SET TASK: Which lines of the records contain "analyses"? Collect every one of them.

DATA SECTION:
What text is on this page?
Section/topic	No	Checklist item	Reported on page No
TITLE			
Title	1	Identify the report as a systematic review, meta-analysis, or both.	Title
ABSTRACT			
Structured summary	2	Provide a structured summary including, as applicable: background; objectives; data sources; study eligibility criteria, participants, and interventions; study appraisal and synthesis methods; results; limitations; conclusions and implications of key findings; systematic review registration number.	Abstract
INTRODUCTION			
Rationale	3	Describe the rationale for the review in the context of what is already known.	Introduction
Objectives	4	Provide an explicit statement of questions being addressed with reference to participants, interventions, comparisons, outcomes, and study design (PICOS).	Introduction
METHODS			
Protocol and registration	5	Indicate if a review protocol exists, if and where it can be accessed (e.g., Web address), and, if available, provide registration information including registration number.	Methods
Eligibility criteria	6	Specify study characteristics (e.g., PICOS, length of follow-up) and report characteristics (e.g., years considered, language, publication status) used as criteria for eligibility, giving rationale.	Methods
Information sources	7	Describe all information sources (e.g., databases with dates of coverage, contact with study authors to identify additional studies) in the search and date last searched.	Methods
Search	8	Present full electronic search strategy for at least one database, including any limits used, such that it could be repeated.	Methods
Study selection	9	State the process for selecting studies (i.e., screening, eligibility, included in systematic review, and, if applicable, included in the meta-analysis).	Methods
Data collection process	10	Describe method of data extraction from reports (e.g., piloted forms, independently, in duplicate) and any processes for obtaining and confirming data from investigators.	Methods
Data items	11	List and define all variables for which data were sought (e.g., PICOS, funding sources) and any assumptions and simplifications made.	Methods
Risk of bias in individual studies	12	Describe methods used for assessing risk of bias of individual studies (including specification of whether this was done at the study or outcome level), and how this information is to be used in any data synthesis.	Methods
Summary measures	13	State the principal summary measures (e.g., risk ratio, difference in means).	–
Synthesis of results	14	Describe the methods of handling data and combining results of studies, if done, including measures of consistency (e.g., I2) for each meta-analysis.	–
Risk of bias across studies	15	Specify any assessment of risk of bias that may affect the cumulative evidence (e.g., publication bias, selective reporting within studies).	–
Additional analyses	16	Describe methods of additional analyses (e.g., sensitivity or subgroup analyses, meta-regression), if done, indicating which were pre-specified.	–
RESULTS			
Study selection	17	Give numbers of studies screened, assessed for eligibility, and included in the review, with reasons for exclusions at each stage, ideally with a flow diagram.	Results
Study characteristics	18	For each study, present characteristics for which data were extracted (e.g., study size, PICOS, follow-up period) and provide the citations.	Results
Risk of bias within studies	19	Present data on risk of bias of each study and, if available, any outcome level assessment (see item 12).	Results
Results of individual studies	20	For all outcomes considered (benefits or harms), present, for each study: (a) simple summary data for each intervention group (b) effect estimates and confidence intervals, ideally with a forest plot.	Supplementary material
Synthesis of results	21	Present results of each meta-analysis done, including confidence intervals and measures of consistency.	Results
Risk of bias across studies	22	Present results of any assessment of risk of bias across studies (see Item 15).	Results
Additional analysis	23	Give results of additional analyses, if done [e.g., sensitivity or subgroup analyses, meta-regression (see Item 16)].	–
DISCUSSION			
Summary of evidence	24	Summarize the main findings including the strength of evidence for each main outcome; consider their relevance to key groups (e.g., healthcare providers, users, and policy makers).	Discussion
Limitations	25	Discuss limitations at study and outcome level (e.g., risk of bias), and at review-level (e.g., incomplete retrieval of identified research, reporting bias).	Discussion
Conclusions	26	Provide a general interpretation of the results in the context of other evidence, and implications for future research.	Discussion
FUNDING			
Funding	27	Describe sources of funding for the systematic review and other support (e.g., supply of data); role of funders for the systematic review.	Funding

COMPLETED TASK:
Additional analyses	16	Describe methods of additional analyses (e.g., sensitivity or subgroup analyses, meta-regression), if done, indicating which were pre-specified.	–
Additional analysis	23	Give results of additional analyses, if done [e.g., sensitivity or subgroup analyses, meta-regression (see Item 16)].	–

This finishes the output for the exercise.